Omit every picture and return the rest of the data unaltered.
--------------------
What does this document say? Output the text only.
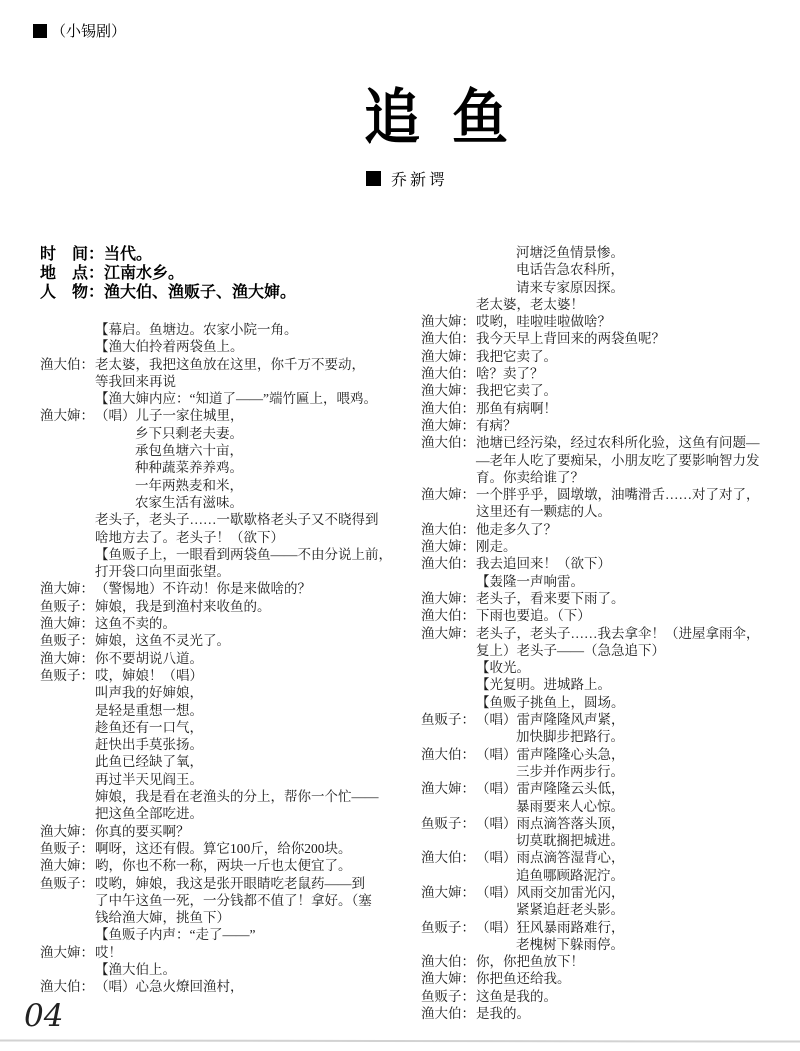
（小锡剧）
追鱼
乔新谔
时　间：当代。
地　点：江南水乡。
人　物：渔大伯、渔贩子、渔大婶。
【幕启。鱼塘边。农家小院一角。
【渔大伯拎着两袋鱼上。
渔大伯：老太婆，我把这鱼放在这里，你千万不要动，
等我回来再说
【渔大婶内应：“知道了——”端竹匾上，喂鸡。
渔大婶：（唱）儿子一家住城里，
乡下只剩老夫妻。
承包鱼塘六十亩，
种种蔬菜养养鸡。
一年两熟麦和米，
农家生活有滋味。
老头子，老头子……一歇歇格老头子又不晓得到
啥地方去了。老头子！（欲下）
【鱼贩子上，一眼看到两袋鱼——不由分说上前，
打开袋口向里面张望。
渔大婶：（警惕地）不许动！你是来做啥的？
鱼贩子：婶娘，我是到渔村来收鱼的。
渔大婶：这鱼不卖的。
鱼贩子：婶娘，这鱼不灵光了。
渔大婶：你不要胡说八道。
鱼贩子：哎，婶娘！（唱）
叫声我的好婶娘，
是轻是重想一想。
趁鱼还有一口气，
赶快出手莫张扬。
此鱼已经缺了氧，
再过半天见阎王。
婶娘，我是看在老渔头的分上，帮你一个忙——
把这鱼全部吃进。
渔大婶：你真的要买啊？
鱼贩子：啊呀，这还有假。算它100斤，给你200块。
渔大婶：哟，你也不称一称，两块一斤也太便宜了。
鱼贩子：哎哟，婶娘，我这是张开眼睛吃老鼠药——到
了中午这鱼一死，一分钱都不值了！拿好。（塞
钱给渔大婶，挑鱼下）
【鱼贩子内声：“走了——”
渔大婶：哎！
【渔大伯上。
渔大伯：（唱）心急火燎回渔村，
河塘泛鱼情景惨。
电话告急农科所，
请来专家原因探。
老太婆，老太婆！
渔大婶：哎哟，哇啦哇啦做啥？
渔大伯：我今天早上背回来的两袋鱼呢？
渔大婶：我把它卖了。
渔大伯：啥？卖了？
渔大婶：我把它卖了。
渔大伯：那鱼有病啊！
渔大婶：有病？
渔大伯：池塘已经污染，经过农科所化验，这鱼有问题—
—老年人吃了要痴呆，小朋友吃了要影响智力发
育。你卖给谁了？
渔大婶：一个胖乎乎，圆墩墩，油嘴滑舌……对了对了，
这里还有一颗痣的人。
渔大伯：他走多久了？
渔大婶：刚走。
渔大伯：我去追回来！（欲下）
【轰隆一声响雷。
渔大婶：老头子，看来要下雨了。
渔大伯：下雨也要追。（下）
渔大婶：老头子，老头子……我去拿伞！（进屋拿雨伞，
复上）老头子——（急急追下）
【收光。
【光复明。进城路上。
【鱼贩子挑鱼上，圆场。
鱼贩子：（唱）雷声隆隆风声紧，
加快脚步把路行。
渔大伯：（唱）雷声隆隆心头急，
三步并作两步行。
渔大婶：（唱）雷声隆隆云头低，
暴雨要来人心惊。
鱼贩子：（唱）雨点滴答落头顶，
切莫耽搁把城进。
渔大伯：（唱）雨点滴答湿背心，
追鱼哪顾路泥泞。
渔大婶：（唱）风雨交加雷光闪，
紧紧追赶老头影。
鱼贩子：（唱）狂风暴雨路难行，
老槐树下躲雨停。
渔大伯：你，你把鱼放下！
渔大婶：你把鱼还给我。
鱼贩子：这鱼是我的。
渔大伯：是我的。
04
--------------------
Solution below
What does this document say? Output the text only.
（小锡剧）
追鱼
乔新谔
时　间：当代。
地　点：江南水乡。
人　物：渔大伯、渔贩子、渔大婶。
【幕启。鱼塘边。农家小院一角。
【渔大伯拎着两袋鱼上。
渔大伯：老太婆，我把这鱼放在这里，你千万不要动，
等我回来再说
【渔大婶内应：“知道了——”端竹匾上，喂鸡。
渔大婶：（唱）儿子一家住城里，
乡下只剩老夫妻。
承包鱼塘六十亩，
种种蔬菜养养鸡。
一年两熟麦和米，
农家生活有滋味。
老头子，老头子……一歇歇格老头子又不晓得到
啥地方去了。老头子！（欲下）
【鱼贩子上，一眼看到两袋鱼——不由分说上前，
打开袋口向里面张望。
渔大婶：（警惕地）不许动！你是来做啥的？
鱼贩子：婶娘，我是到渔村来收鱼的。
渔大婶：这鱼不卖的。
鱼贩子：婶娘，这鱼不灵光了。
渔大婶：你不要胡说八道。
鱼贩子：哎，婶娘！（唱）
叫声我的好婶娘，
是轻是重想一想。
趁鱼还有一口气，
赶快出手莫张扬。
此鱼已经缺了氧，
再过半天见阎王。
婶娘，我是看在老渔头的分上，帮你一个忙——
把这鱼全部吃进。
渔大婶：你真的要买啊？
鱼贩子：啊呀，这还有假。算它100斤，给你200块。
渔大婶：哟，你也不称一称，两块一斤也太便宜了。
鱼贩子：哎哟，婶娘，我这是张开眼睛吃老鼠药——到
了中午这鱼一死，一分钱都不值了！拿好。（塞
钱给渔大婶，挑鱼下）
【鱼贩子内声：“走了——”
渔大婶：哎！
【渔大伯上。
渔大伯：（唱）心急火燎回渔村，
河塘泛鱼情景惨。
电话告急农科所，
请来专家原因探。
老太婆，老太婆！
渔大婶：哎哟，哇啦哇啦做啥？
渔大伯：我今天早上背回来的两袋鱼呢？
渔大婶：我把它卖了。
渔大伯：啥？卖了？
渔大婶：我把它卖了。
渔大伯：那鱼有病啊！
渔大婶：有病？
渔大伯：池塘已经污染，经过农科所化验，这鱼有问题—
—老年人吃了要痴呆，小朋友吃了要影响智力发
育。你卖给谁了？
渔大婶：一个胖乎乎，圆墩墩，油嘴滑舌……对了对了，
这里还有一颗痣的人。
渔大伯：他走多久了？
渔大婶：刚走。
渔大伯：我去追回来！（欲下）
【轰隆一声响雷。
渔大婶：老头子，看来要下雨了。
渔大伯：下雨也要追。（下）
渔大婶：老头子，老头子……我去拿伞！（进屋拿雨伞，
复上）老头子——（急急追下）
【收光。
【光复明。进城路上。
【鱼贩子挑鱼上，圆场。
鱼贩子：（唱）雷声隆隆风声紧，
加快脚步把路行。
渔大伯：（唱）雷声隆隆心头急，
三步并作两步行。
渔大婶：（唱）雷声隆隆云头低，
暴雨要来人心惊。
鱼贩子：（唱）雨点滴答落头顶，
切莫耽搁把城进。
渔大伯：（唱）雨点滴答湿背心，
追鱼哪顾路泥泞。
渔大婶：（唱）风雨交加雷光闪，
紧紧追赶老头影。
鱼贩子：（唱）狂风暴雨路难行，
老槐树下躲雨停。
渔大伯：你，你把鱼放下！
渔大婶：你把鱼还给我。
鱼贩子：这鱼是我的。
渔大伯：是我的。
04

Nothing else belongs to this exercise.